++++ Data extract ++++
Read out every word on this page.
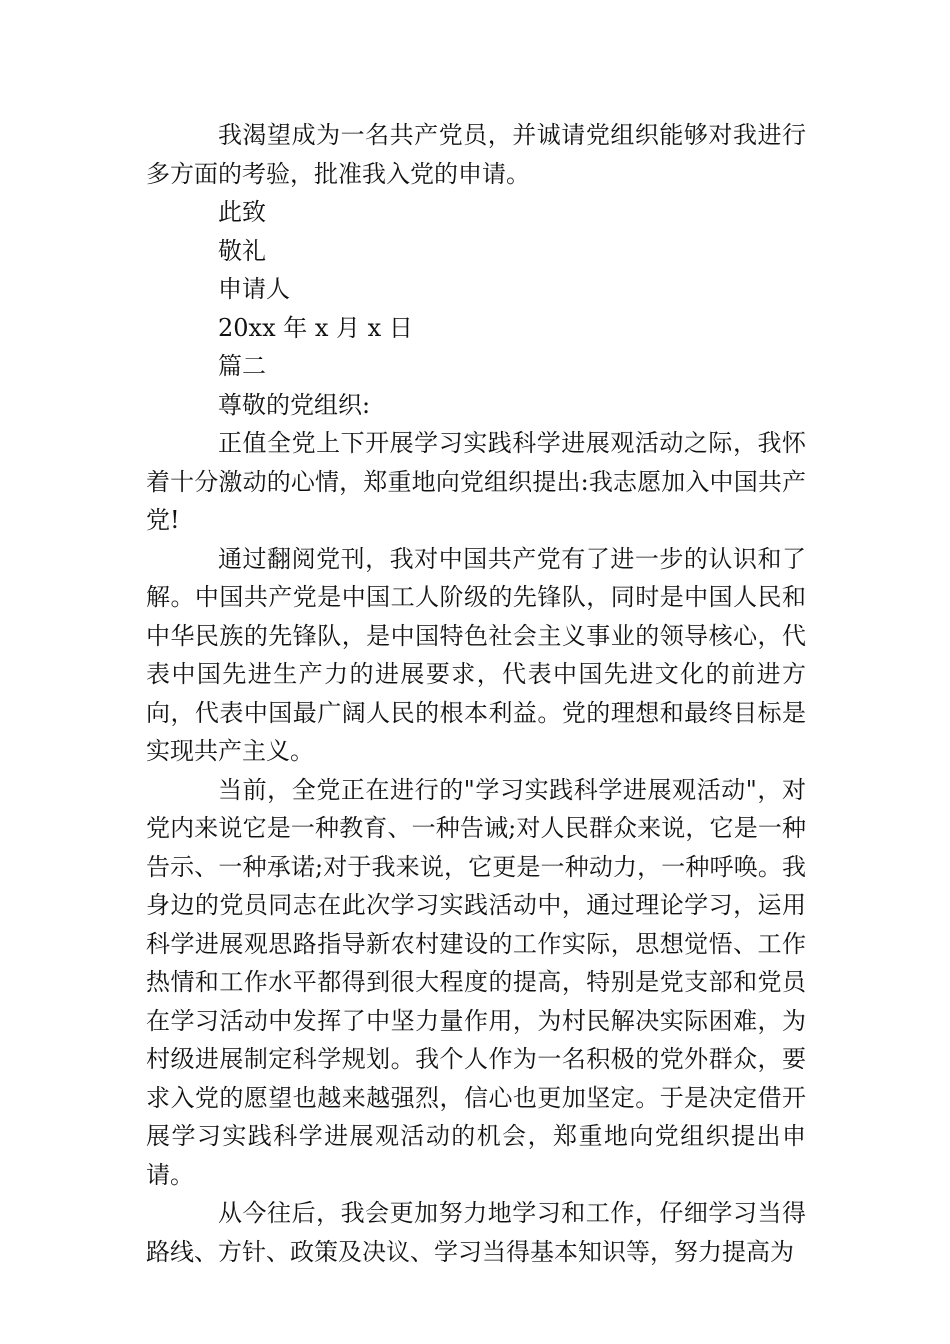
我渴望成为一名共产党员，并诚请党组织能够对我进行多方面的考验，批准我入党的申请。

此致

敬礼

申请人

20xx 年 x 月 x 日

篇二

尊敬的党组织:

正值全党上下开展学习实践科学进展观活动之际，我怀着十分激动的心情，郑重地向党组织提出:我志愿加入中国共产党!

通过翻阅党刊，我对中国共产党有了进一步的认识和了解。中国共产党是中国工人阶级的先锋队，同时是中国人民和中华民族的先锋队，是中国特色社会主义事业的领导核心，代表中国先进生产力的进展要求，代表中国先进文化的前进方向，代表中国最广阔人民的根本利益。党的理想和最终目标是实现共产主义。

当前，全党正在进行的"学习实践科学进展观活动"，对党内来说它是一种教育、一种告诫;对人民群众来说，它是一种告示、一种承诺;对于我来说，它更是一种动力，一种呼唤。我身边的党员同志在此次学习实践活动中，通过理论学习，运用科学进展观思路指导新农村建设的工作实际，思想觉悟、工作热情和工作水平都得到很大程度的提高，特别是党支部和党员在学习活动中发挥了中坚力量作用，为村民解决实际困难，为村级进展制定科学规划。我个人作为一名积极的党外群众，要求入党的愿望也越来越强烈，信心也更加坚定。于是决定借开展学习实践科学进展观活动的机会，郑重地向党组织提出申请。

从今往后，我会更加努力地学习和工作，仔细学习当得路线、方针、政策及决议、学习当得基本知识等，努力提高为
++++
### Exercise aim
Please write out all of the material above without changing a word, and omit any pictures.

### Response to this exercise
Read out every word on this page.
我渴望成为一名共产党员，并诚请党组织能够对我进行多方面的考验，批准我入党的申请。

此致

敬礼

申请人

20xx 年 x 月 x 日

篇二

尊敬的党组织:

正值全党上下开展学习实践科学进展观活动之际，我怀着十分激动的心情，郑重地向党组织提出:我志愿加入中国共产党!

通过翻阅党刊，我对中国共产党有了进一步的认识和了解。中国共产党是中国工人阶级的先锋队，同时是中国人民和中华民族的先锋队，是中国特色社会主义事业的领导核心，代表中国先进生产力的进展要求，代表中国先进文化的前进方向，代表中国最广阔人民的根本利益。党的理想和最终目标是实现共产主义。

当前，全党正在进行的"学习实践科学进展观活动"，对党内来说它是一种教育、一种告诫;对人民群众来说，它是一种告示、一种承诺;对于我来说，它更是一种动力，一种呼唤。我身边的党员同志在此次学习实践活动中，通过理论学习，运用科学进展观思路指导新农村建设的工作实际，思想觉悟、工作热情和工作水平都得到很大程度的提高，特别是党支部和党员在学习活动中发挥了中坚力量作用，为村民解决实际困难，为村级进展制定科学规划。我个人作为一名积极的党外群众，要求入党的愿望也越来越强烈，信心也更加坚定。于是决定借开展学习实践科学进展观活动的机会，郑重地向党组织提出申请。

从今往后，我会更加努力地学习和工作，仔细学习当得路线、方针、政策及决议、学习当得基本知识等，努力提高为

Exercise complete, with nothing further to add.